BRIEF:
Write out the material below again, unchanged.

::::::

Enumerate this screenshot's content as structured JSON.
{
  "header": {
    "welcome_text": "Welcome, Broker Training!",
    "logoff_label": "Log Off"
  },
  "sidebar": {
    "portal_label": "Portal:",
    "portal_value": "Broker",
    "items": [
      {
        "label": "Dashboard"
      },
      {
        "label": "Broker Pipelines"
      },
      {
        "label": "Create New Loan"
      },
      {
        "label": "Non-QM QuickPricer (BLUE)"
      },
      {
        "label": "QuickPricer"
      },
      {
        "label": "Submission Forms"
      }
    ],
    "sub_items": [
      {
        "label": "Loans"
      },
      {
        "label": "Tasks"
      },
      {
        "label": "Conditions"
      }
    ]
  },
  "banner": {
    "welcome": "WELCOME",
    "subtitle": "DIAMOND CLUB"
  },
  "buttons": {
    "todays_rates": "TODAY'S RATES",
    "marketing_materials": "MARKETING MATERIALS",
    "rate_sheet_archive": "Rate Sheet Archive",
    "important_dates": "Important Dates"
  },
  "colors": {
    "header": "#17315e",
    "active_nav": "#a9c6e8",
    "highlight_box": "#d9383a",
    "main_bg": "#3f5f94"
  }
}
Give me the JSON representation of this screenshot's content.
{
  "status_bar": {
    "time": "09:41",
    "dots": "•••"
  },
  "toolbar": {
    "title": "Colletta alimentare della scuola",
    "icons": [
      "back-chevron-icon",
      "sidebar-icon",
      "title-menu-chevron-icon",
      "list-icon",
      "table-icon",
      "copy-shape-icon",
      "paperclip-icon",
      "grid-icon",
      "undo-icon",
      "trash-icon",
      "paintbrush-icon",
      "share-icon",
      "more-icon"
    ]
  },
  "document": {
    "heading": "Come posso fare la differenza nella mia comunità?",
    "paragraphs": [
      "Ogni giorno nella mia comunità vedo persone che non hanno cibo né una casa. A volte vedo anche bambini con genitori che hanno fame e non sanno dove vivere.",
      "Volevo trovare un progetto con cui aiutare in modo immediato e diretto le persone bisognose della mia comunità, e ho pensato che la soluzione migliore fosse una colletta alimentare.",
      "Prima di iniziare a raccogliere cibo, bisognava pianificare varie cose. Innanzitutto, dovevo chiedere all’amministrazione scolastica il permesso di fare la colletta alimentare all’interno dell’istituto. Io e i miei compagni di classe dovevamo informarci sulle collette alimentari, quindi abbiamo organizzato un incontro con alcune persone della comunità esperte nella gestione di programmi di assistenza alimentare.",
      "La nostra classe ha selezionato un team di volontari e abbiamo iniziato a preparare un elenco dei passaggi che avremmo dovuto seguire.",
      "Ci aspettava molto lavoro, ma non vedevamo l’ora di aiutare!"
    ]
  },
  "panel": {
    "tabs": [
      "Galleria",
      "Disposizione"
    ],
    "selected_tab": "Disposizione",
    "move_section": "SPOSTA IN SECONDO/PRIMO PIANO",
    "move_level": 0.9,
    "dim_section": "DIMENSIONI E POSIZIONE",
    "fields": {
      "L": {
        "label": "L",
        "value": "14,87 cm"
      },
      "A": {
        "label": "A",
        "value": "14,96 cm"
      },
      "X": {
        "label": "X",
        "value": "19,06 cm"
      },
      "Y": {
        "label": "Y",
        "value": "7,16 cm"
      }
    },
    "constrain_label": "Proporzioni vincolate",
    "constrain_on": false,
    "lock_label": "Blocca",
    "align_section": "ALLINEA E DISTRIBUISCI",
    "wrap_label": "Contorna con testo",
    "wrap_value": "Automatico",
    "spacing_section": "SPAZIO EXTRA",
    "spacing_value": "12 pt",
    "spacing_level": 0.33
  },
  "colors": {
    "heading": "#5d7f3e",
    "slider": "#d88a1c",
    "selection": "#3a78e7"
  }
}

::::::

RESPONSE TO THE EXERCISE:
Enumerate this screenshot's content as structured JSON.
{
  "header": {
    "welcome_text": "Welcome, Broker Training!",
    "logoff_label": "Log Off"
  },
  "sidebar": {
    "portal_label": "Portal:",
    "portal_value": "Broker",
    "items": [
      {
        "label": "Dashboard"
      },
      {
        "label": "Broker Pipelines"
      },
      {
        "label": "Create New Loan"
      },
      {
        "label": "Non-QM QuickPricer (BLUE)"
      },
      {
        "label": "QuickPricer"
      },
      {
        "label": "Submission Forms"
      }
    ],
    "sub_items": [
      {
        "label": "Loans"
      },
      {
        "label": "Tasks"
      },
      {
        "label": "Conditions"
      }
    ]
  },
  "banner": {
    "welcome": "WELCOME",
    "subtitle": "DIAMOND CLUB"
  },
  "buttons": {
    "todays_rates": "TODAY'S RATES",
    "marketing_materials": "MARKETING MATERIALS",
    "rate_sheet_archive": "Rate Sheet Archive",
    "important_dates": "Important Dates"
  },
  "colors": {
    "header": "#17315e",
    "active_nav": "#a9c6e8",
    "highlight_box": "#d9383a",
    "main_bg": "#3f5f94"
  }
}
Give me the JSON representation of this screenshot's content.
{
  "status_bar": {
    "time": "09:41",
    "dots": "•••"
  },
  "toolbar": {
    "title": "Colletta alimentare della scuola",
    "icons": [
      "back-chevron-icon",
      "sidebar-icon",
      "title-menu-chevron-icon",
      "list-icon",
      "table-icon",
      "copy-shape-icon",
      "paperclip-icon",
      "grid-icon",
      "undo-icon",
      "trash-icon",
      "paintbrush-icon",
      "share-icon",
      "more-icon"
    ]
  },
  "document": {
    "heading": "Come posso fare la differenza nella mia comunità?",
    "paragraphs": [
      "Ogni giorno nella mia comunità vedo persone che non hanno cibo né una casa. A volte vedo anche bambini con genitori che hanno fame e non sanno dove vivere.",
      "Volevo trovare un progetto con cui aiutare in modo immediato e diretto le persone bisognose della mia comunità, e ho pensato che la soluzione migliore fosse una colletta alimentare.",
      "Prima di iniziare a raccogliere cibo, bisognava pianificare varie cose. Innanzitutto, dovevo chiedere all’amministrazione scolastica il permesso di fare la colletta alimentare all’interno dell’istituto. Io e i miei compagni di classe dovevamo informarci sulle collette alimentari, quindi abbiamo organizzato un incontro con alcune persone della comunità esperte nella gestione di programmi di assistenza alimentare.",
      "La nostra classe ha selezionato un team di volontari e abbiamo iniziato a preparare un elenco dei passaggi che avremmo dovuto seguire.",
      "Ci aspettava molto lavoro, ma non vedevamo l’ora di aiutare!"
    ]
  },
  "panel": {
    "tabs": [
      "Galleria",
      "Disposizione"
    ],
    "selected_tab": "Disposizione",
    "move_section": "SPOSTA IN SECONDO/PRIMO PIANO",
    "move_level": 0.9,
    "dim_section": "DIMENSIONI E POSIZIONE",
    "fields": {
      "L": {
        "label": "L",
        "value": "14,87 cm"
      },
      "A": {
        "label": "A",
        "value": "14,96 cm"
      },
      "X": {
        "label": "X",
        "value": "19,06 cm"
      },
      "Y": {
        "label": "Y",
        "value": "7,16 cm"
      }
    },
    "constrain_label": "Proporzioni vincolate",
    "constrain_on": false,
    "lock_label": "Blocca",
    "align_section": "ALLINEA E DISTRIBUISCI",
    "wrap_label": "Contorna con testo",
    "wrap_value": "Automatico",
    "spacing_section": "SPAZIO EXTRA",
    "spacing_value": "12 pt",
    "spacing_level": 0.33
  },
  "colors": {
    "heading": "#5d7f3e",
    "slider": "#d88a1c",
    "selection": "#3a78e7"
  }
}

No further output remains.